EXERCISE :: Each entry below is to be written out exactly, and the pictures are to be left out.

INFORMATION PROVIDED ::
+++

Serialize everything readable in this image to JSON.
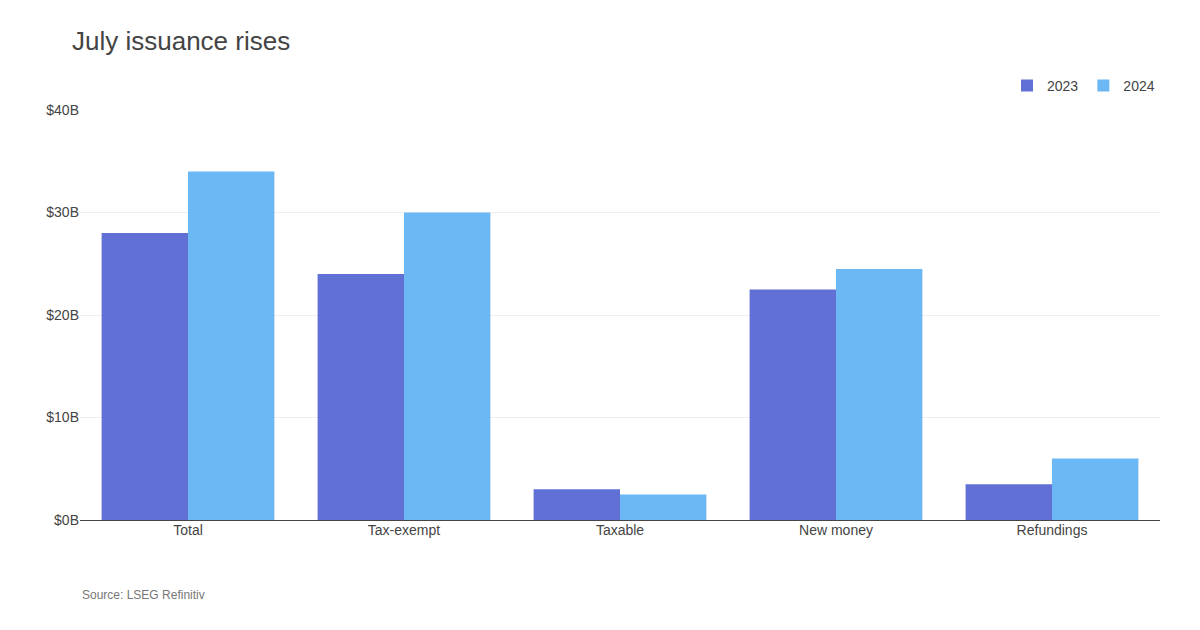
{
  "chart_data": {
    "type": "bar",
    "title": "July issuance rises",
    "categories": [
      "Total",
      "Tax-exempt",
      "Taxable",
      "New money",
      "Refundings"
    ],
    "series": [
      {
        "name": "2023",
        "color": "#6070D4",
        "values": [
          28.0,
          24.0,
          3.0,
          22.5,
          3.5
        ]
      },
      {
        "name": "2024",
        "color": "#6BB8F5",
        "values": [
          34.0,
          30.0,
          2.5,
          24.5,
          6.0
        ]
      }
    ],
    "ylim": [
      0,
      40
    ],
    "yticks": [
      {
        "value": 0,
        "label": "$0B"
      },
      {
        "value": 10,
        "label": "$10B"
      },
      {
        "value": 20,
        "label": "$20B"
      },
      {
        "value": 30,
        "label": "$30B"
      },
      {
        "value": 40,
        "label": "$40B"
      }
    ],
    "grid": true,
    "legend": "upper right",
    "annotations": [
      "Source: LSEG Refinitiv"
    ]
  }
}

+++

SOLUTION FOR THIS TASK ::
Serialize everything readable in this image to JSON.
{
  "chart_data": {
    "type": "bar",
    "title": "July issuance rises",
    "categories": [
      "Total",
      "Tax-exempt",
      "Taxable",
      "New money",
      "Refundings"
    ],
    "series": [
      {
        "name": "2023",
        "color": "#6070D4",
        "values": [
          28.0,
          24.0,
          3.0,
          22.5,
          3.5
        ]
      },
      {
        "name": "2024",
        "color": "#6BB8F5",
        "values": [
          34.0,
          30.0,
          2.5,
          24.5,
          6.0
        ]
      }
    ],
    "ylim": [
      0,
      40
    ],
    "yticks": [
      {
        "value": 0,
        "label": "$0B"
      },
      {
        "value": 10,
        "label": "$10B"
      },
      {
        "value": 20,
        "label": "$20B"
      },
      {
        "value": 30,
        "label": "$30B"
      },
      {
        "value": 40,
        "label": "$40B"
      }
    ],
    "grid": true,
    "legend": "upper right",
    "annotations": [
      "Source: LSEG Refinitiv"
    ]
  }
}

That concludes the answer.